**WHAT TO WORK ON:**
Copy out each line that mentions the word "chaleur".

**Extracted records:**
** START **

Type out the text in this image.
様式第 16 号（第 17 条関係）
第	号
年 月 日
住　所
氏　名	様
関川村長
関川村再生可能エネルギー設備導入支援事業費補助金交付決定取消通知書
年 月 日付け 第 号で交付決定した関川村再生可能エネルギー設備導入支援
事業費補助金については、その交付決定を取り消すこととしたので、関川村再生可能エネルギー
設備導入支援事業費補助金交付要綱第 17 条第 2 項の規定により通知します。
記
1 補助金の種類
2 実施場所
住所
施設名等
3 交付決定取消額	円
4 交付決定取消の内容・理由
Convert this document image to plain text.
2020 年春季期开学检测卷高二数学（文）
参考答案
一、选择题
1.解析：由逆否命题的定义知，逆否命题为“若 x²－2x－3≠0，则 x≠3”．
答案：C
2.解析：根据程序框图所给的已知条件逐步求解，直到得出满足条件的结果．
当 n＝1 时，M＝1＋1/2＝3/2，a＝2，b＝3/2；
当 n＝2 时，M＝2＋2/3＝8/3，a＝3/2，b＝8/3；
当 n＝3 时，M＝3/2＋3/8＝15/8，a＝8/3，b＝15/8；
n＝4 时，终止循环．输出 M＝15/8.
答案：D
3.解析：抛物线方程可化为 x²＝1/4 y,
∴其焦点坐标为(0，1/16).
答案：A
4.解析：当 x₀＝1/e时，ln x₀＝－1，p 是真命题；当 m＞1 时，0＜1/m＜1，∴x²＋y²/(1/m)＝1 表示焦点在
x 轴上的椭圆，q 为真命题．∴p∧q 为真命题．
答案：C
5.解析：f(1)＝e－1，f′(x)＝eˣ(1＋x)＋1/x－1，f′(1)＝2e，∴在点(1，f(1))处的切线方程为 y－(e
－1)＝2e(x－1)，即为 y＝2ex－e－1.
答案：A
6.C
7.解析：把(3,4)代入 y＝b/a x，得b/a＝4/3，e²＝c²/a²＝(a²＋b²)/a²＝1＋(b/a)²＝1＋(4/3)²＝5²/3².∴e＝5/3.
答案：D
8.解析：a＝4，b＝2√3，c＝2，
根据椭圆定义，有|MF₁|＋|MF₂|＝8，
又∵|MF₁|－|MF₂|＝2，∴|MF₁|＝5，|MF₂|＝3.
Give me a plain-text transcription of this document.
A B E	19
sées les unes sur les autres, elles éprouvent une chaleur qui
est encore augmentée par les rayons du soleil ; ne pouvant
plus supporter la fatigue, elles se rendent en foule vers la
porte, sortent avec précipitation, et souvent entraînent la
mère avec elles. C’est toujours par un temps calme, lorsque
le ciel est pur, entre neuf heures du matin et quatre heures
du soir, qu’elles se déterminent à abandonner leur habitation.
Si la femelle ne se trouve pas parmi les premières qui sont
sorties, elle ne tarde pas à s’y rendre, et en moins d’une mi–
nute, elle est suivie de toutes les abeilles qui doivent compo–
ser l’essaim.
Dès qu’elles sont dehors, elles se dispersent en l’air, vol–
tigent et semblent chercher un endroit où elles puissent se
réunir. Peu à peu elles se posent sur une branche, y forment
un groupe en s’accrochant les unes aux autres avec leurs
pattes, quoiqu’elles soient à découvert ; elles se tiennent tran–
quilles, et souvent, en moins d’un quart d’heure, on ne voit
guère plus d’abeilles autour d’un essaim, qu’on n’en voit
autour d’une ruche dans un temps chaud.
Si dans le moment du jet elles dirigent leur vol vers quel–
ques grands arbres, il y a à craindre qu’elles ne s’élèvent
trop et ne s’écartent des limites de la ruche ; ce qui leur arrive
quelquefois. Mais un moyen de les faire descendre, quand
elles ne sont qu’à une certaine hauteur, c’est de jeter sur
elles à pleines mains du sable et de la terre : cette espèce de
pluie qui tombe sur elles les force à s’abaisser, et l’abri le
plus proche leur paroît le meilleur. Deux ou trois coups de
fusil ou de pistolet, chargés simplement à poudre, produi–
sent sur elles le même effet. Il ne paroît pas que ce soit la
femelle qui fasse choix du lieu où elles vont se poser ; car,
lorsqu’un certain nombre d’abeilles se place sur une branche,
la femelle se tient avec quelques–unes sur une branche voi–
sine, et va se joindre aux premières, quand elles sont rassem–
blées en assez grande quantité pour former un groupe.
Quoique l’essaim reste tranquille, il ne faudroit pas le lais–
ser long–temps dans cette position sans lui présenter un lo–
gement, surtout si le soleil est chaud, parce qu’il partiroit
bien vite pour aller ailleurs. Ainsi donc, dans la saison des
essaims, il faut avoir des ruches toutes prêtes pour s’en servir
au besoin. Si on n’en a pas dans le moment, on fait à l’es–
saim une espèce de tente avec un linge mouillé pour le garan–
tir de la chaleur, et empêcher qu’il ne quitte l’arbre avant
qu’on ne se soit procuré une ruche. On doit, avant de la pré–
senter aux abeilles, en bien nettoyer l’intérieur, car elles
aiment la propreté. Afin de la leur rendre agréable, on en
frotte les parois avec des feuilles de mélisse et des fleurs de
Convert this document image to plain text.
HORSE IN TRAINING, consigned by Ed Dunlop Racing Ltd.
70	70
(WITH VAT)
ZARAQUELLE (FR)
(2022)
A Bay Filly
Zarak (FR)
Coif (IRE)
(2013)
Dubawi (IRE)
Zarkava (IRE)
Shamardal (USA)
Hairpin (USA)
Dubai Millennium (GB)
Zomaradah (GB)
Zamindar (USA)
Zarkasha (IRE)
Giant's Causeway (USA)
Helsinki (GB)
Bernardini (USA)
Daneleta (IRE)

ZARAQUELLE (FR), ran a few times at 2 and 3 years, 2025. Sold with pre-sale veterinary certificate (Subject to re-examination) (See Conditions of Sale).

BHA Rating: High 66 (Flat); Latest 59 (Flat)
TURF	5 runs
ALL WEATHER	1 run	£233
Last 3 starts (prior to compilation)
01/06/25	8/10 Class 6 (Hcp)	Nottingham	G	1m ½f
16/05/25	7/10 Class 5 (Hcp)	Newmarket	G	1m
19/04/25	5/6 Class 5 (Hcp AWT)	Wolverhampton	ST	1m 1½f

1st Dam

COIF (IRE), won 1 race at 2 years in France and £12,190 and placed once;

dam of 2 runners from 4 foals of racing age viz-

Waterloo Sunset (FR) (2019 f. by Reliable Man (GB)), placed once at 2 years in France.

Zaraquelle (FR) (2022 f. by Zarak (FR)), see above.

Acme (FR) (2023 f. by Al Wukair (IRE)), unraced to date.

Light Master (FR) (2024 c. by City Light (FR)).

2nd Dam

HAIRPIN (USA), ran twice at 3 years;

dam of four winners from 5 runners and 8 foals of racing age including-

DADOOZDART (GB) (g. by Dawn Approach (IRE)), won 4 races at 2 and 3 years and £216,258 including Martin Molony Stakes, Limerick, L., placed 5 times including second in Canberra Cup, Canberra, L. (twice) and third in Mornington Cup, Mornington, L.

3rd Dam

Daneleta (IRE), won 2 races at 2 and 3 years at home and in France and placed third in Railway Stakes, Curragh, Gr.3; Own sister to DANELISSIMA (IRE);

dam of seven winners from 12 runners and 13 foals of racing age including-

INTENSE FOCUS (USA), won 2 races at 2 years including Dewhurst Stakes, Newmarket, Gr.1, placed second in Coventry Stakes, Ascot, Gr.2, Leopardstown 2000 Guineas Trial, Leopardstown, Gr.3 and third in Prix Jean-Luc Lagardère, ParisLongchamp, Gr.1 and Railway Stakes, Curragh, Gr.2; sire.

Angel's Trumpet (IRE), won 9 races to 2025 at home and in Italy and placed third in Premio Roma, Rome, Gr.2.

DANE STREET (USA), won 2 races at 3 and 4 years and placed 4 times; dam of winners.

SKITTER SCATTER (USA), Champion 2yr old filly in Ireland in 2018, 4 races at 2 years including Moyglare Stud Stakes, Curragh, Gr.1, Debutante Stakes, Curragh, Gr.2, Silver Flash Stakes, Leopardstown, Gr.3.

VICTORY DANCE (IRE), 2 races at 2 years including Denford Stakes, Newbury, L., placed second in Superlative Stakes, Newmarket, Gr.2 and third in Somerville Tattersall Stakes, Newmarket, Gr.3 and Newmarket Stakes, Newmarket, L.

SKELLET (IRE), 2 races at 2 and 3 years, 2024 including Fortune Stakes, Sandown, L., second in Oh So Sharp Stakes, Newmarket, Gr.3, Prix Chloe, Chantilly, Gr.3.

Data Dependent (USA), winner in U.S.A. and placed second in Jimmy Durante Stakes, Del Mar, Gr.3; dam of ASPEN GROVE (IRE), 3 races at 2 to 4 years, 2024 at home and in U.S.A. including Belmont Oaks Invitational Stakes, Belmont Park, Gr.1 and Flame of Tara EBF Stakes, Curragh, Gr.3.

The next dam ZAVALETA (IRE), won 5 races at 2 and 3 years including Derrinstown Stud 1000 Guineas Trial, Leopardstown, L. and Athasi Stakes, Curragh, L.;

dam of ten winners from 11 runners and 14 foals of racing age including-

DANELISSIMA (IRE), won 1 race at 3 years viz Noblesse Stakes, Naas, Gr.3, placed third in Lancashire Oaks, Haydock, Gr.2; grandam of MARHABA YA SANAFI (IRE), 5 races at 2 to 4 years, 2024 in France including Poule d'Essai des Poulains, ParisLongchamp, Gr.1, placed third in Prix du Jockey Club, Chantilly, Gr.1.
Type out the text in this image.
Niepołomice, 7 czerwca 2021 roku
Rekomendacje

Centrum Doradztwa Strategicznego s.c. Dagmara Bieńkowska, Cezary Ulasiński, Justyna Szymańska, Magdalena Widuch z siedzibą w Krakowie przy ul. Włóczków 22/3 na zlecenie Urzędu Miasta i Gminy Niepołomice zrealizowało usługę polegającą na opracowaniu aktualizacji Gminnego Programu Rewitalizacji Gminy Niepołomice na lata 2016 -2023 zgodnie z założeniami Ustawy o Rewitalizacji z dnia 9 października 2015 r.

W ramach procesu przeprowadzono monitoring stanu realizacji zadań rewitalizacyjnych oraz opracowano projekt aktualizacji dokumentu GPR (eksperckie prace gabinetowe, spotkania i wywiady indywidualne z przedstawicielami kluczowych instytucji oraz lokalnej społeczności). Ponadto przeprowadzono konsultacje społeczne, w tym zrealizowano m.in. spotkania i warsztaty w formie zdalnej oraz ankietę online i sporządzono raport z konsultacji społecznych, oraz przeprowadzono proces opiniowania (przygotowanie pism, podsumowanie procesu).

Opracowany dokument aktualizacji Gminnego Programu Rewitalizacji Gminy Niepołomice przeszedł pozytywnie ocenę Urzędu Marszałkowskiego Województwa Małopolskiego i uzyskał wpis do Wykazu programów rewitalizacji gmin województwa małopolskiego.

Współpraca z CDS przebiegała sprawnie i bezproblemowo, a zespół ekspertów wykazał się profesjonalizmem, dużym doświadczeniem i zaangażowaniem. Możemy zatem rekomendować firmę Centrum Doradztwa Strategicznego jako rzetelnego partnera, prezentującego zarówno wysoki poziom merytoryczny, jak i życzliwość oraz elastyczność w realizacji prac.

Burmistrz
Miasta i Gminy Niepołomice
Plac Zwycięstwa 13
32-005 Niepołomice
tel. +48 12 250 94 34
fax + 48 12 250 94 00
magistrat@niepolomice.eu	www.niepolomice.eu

** END **

**RESULT:**
sées les unes sur les autres, elles éprouvent une chaleur qui
tir de la chaleur, et empêcher qu’il ne quitte l’arbre avant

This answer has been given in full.